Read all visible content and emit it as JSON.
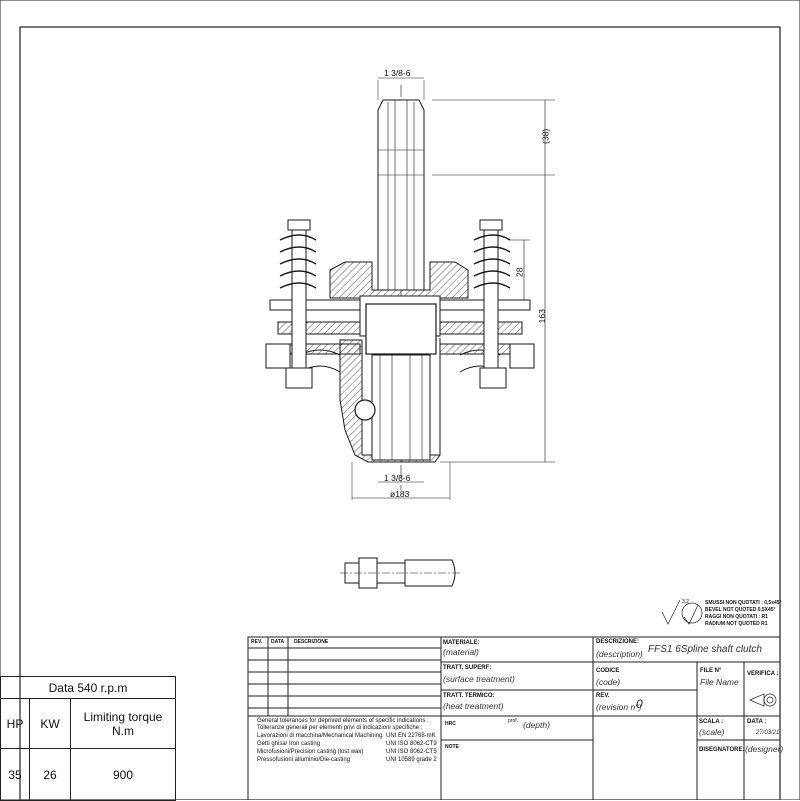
{
  "dimensions": {
    "top_spline": "1 3/8-6",
    "bottom_spline": "1 3/8-6",
    "height_38": "(38)",
    "height_28": "28",
    "height_163": "163",
    "diameter_183": "ø183"
  },
  "notes": {
    "line1": "SMUSSI NON QUOTATI : 0,5x45°",
    "line2": "BEVEL NOT QUOTED 0,5X45°",
    "line3": "RAGGI NON QUOTATI : R1",
    "line4": "RADIUM NOT QUOTED R1",
    "roughness": "3,2"
  },
  "revision_block": {
    "rev": "REV.",
    "data": "DATA",
    "descrizione": "DESCRIZIONE"
  },
  "general": {
    "line1": "General tolerances for deprived elements of specific indications :",
    "line2": "Tolleranze generali per elementi privi di indicazioni specifiche :",
    "rows": [
      {
        "left": "Lavorazioni di macchina/Mechanical Machining",
        "right": "UNI EN 22768-mK"
      },
      {
        "left": "Getti ghisa/ Iron casting",
        "right": "UNI ISO 8062-CT9"
      },
      {
        "left": "Microfusioni/Precision casting (lost wax)",
        "right": "UNI ISO 8062-CT5"
      },
      {
        "left": "Pressofusioni alluminio/Die-casting",
        "right": "UNI 10589 grade 2"
      }
    ]
  },
  "title_block": {
    "materiale_label": "MATERIALE:",
    "materiale_value": "(material)",
    "tratt_superf_label": "TRATT. SUPERF:",
    "tratt_superf_value": "(surface treatment)",
    "tratt_termico_label": "TRATT. TERMICO:",
    "tratt_termico_value": "(heat treatment)",
    "hrc_label": "HRC",
    "prof_label": "prof.",
    "prof_value": "(depth)",
    "note_label": "NOTE",
    "descrizione_label": "DESCRIZIONE:",
    "descrizione_value": "(description)",
    "title": "FFS1 6Spline shaft clutch",
    "codice_label": "CODICE",
    "codice_value": "(code)",
    "rev_label": "REV.",
    "rev_value": "(revision n°)",
    "rev_number": "0",
    "file_label": "FILE N°",
    "file_value": "File Name",
    "verifica_label": "VERIFICA :",
    "scala_label": "SCALA :",
    "scala_value": "(scale)",
    "data_label": "DATA :",
    "data_value": "27/03/21",
    "designer_label": "DISEGNATORE:",
    "designer_value": "(designer)"
  },
  "data_table": {
    "title": "Data 540 r.p.m",
    "headers": [
      "HP",
      "KW",
      "Limiting torque N.m"
    ],
    "row": [
      "35",
      "26",
      "900"
    ]
  },
  "colors": {
    "line": "#1a1a1a",
    "hatch": "#555555"
  }
}
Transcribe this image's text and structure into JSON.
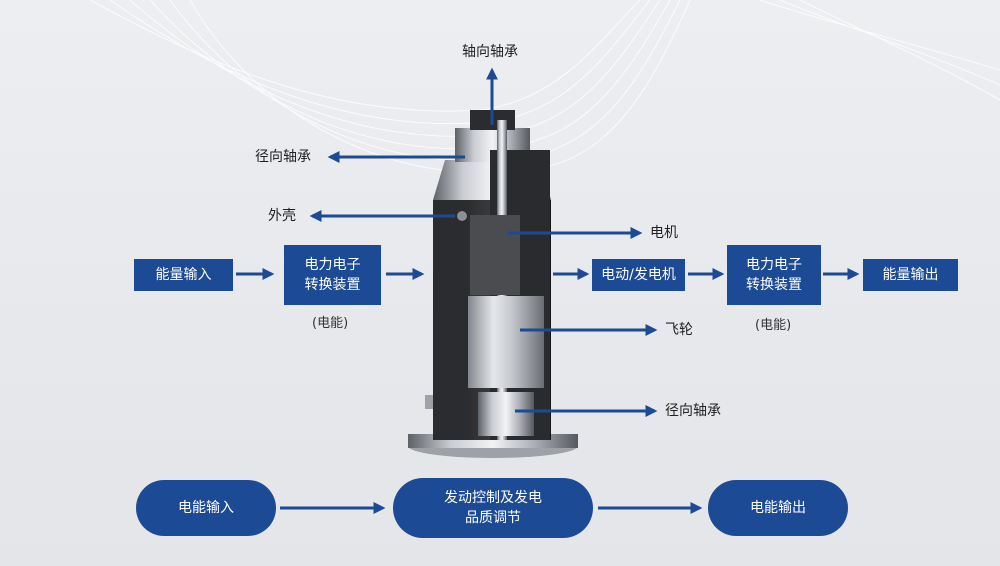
{
  "labels": {
    "axial_bearing": "轴向轴承",
    "radial_bearing_top": "径向轴承",
    "housing": "外壳",
    "motor": "电机",
    "flywheel": "飞轮",
    "radial_bearing_bottom": "径向轴承"
  },
  "flow_top": {
    "energy_input": "能量输入",
    "converter_left_line1": "电力电子",
    "converter_left_line2": "转换装置",
    "converter_left_sub": "(电能)",
    "motor_generator": "电动/发电机",
    "converter_right_line1": "电力电子",
    "converter_right_line2": "转换装置",
    "converter_right_sub": "(电能)",
    "energy_output": "能量输出"
  },
  "flow_bottom": {
    "electric_input": "电能输入",
    "control_line1": "发动控制及发电",
    "control_line2": "品质调节",
    "electric_output": "电能输出"
  },
  "colors": {
    "box": "#1c4a94",
    "arrow": "#1c4a94"
  }
}
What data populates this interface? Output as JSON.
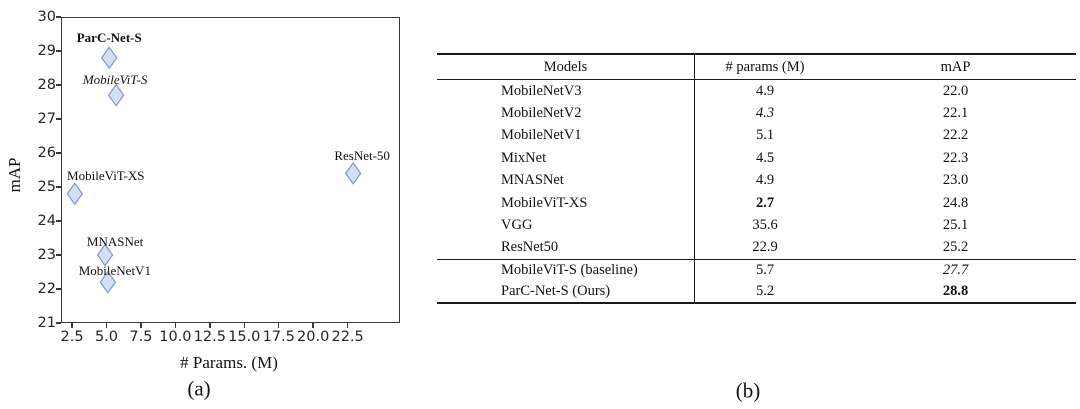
{
  "figure": {
    "panel_a_caption": "(a)",
    "panel_b_caption": "(b)"
  },
  "colors": {
    "marker_fill": "#d2e0f4",
    "marker_stroke": "#7e97c8",
    "rule": "#1a1a1a",
    "spine": "#3a3a3a"
  },
  "chart_data": [
    {
      "type": "scatter",
      "title": "",
      "xlabel": "# Params. (M)",
      "ylabel": "mAP",
      "xlim": [
        1.7,
        26.3
      ],
      "ylim": [
        21,
        30
      ],
      "grid": false,
      "legend": false,
      "marker": "diamond",
      "x_ticks": [
        {
          "v": 2.5,
          "label": "2.5"
        },
        {
          "v": 5.0,
          "label": "5.0"
        },
        {
          "v": 7.5,
          "label": "7.5"
        },
        {
          "v": 10.0,
          "label": "10.0"
        },
        {
          "v": 12.5,
          "label": "12.5"
        },
        {
          "v": 15.0,
          "label": "15.0"
        },
        {
          "v": 17.5,
          "label": "17.5"
        },
        {
          "v": 20.0,
          "label": "20.0"
        },
        {
          "v": 22.5,
          "label": "22.5"
        }
      ],
      "y_ticks": [
        {
          "v": 30,
          "label": "30"
        },
        {
          "v": 29,
          "label": "29"
        },
        {
          "v": 28,
          "label": "28"
        },
        {
          "v": 27,
          "label": "27"
        },
        {
          "v": 26,
          "label": "26"
        },
        {
          "v": 25,
          "label": "25"
        },
        {
          "v": 24,
          "label": "24"
        },
        {
          "v": 23,
          "label": "23"
        },
        {
          "v": 22,
          "label": "22"
        },
        {
          "v": 21,
          "label": "21"
        }
      ],
      "points": [
        {
          "name": "ParC-Net-S",
          "x": 5.2,
          "y": 28.8,
          "label_style": "bold",
          "label_dx": 0,
          "label_dy": -20
        },
        {
          "name": "MobileViT-S",
          "x": 5.7,
          "y": 27.7,
          "label_style": "italic",
          "label_dx": -1,
          "label_dy": -15
        },
        {
          "name": "MobileViT-XS",
          "x": 2.7,
          "y": 24.8,
          "label_style": "normal",
          "label_dx": 31,
          "label_dy": -18
        },
        {
          "name": "MNASNet",
          "x": 4.9,
          "y": 23.0,
          "label_style": "normal",
          "label_dx": 10,
          "label_dy": -13
        },
        {
          "name": "MobileNetV1",
          "x": 5.1,
          "y": 22.2,
          "label_style": "normal",
          "label_dx": 7,
          "label_dy": -11
        },
        {
          "name": "ResNet-50",
          "x": 22.9,
          "y": 25.4,
          "label_style": "normal",
          "label_dx": 9,
          "label_dy": -17
        }
      ]
    },
    {
      "type": "table",
      "headers": [
        "Models",
        "# params (M)",
        "mAP"
      ],
      "rows": [
        {
          "model": "MobileNetV3",
          "params": "4.9",
          "map": "22.0",
          "params_style": "normal",
          "map_style": "normal",
          "section": 1
        },
        {
          "model": "MobileNetV2",
          "params": "4.3",
          "map": "22.1",
          "params_style": "italic",
          "map_style": "normal",
          "section": 1
        },
        {
          "model": "MobileNetV1",
          "params": "5.1",
          "map": "22.2",
          "params_style": "normal",
          "map_style": "normal",
          "section": 1
        },
        {
          "model": "MixNet",
          "params": "4.5",
          "map": "22.3",
          "params_style": "normal",
          "map_style": "normal",
          "section": 1
        },
        {
          "model": "MNASNet",
          "params": "4.9",
          "map": "23.0",
          "params_style": "normal",
          "map_style": "normal",
          "section": 1
        },
        {
          "model": "MobileViT-XS",
          "params": "2.7",
          "map": "24.8",
          "params_style": "bold",
          "map_style": "normal",
          "section": 1
        },
        {
          "model": "VGG",
          "params": "35.6",
          "map": "25.1",
          "params_style": "normal",
          "map_style": "normal",
          "section": 1
        },
        {
          "model": "ResNet50",
          "params": "22.9",
          "map": "25.2",
          "params_style": "normal",
          "map_style": "normal",
          "section": 1
        },
        {
          "model": "MobileViT-S (baseline)",
          "params": "5.7",
          "map": "27.7",
          "params_style": "normal",
          "map_style": "italic",
          "section": 2
        },
        {
          "model": "ParC-Net-S (Ours)",
          "params": "5.2",
          "map": "28.8",
          "params_style": "normal",
          "map_style": "bold",
          "section": 2
        }
      ]
    }
  ]
}
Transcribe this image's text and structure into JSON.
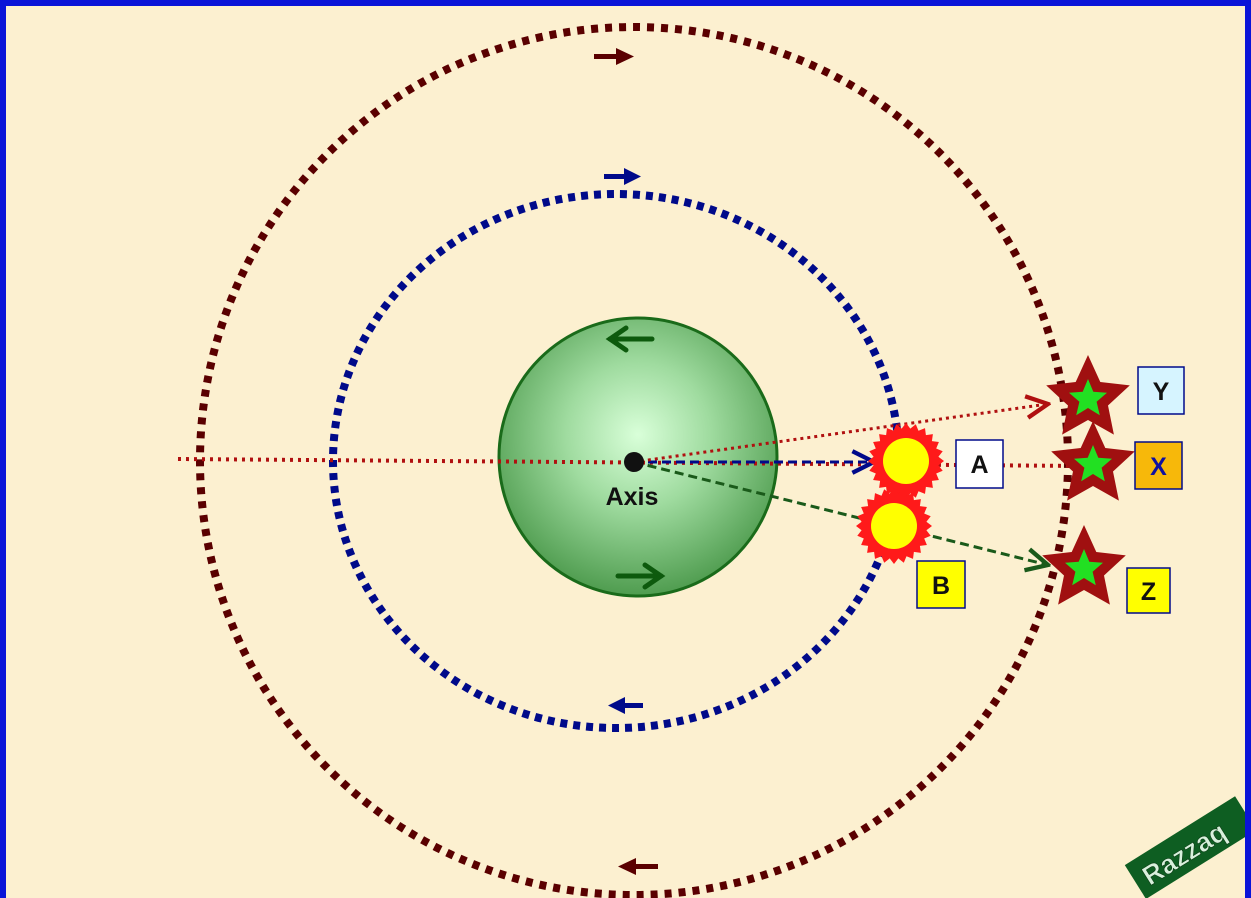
------------------------------------
#### The task
Find the lines containing "treatment" and pull them out.

#### Response to the task
    "tratt_superf_value": "(surface treatment)",
    "tratt_termico_value": "(heat treatment)",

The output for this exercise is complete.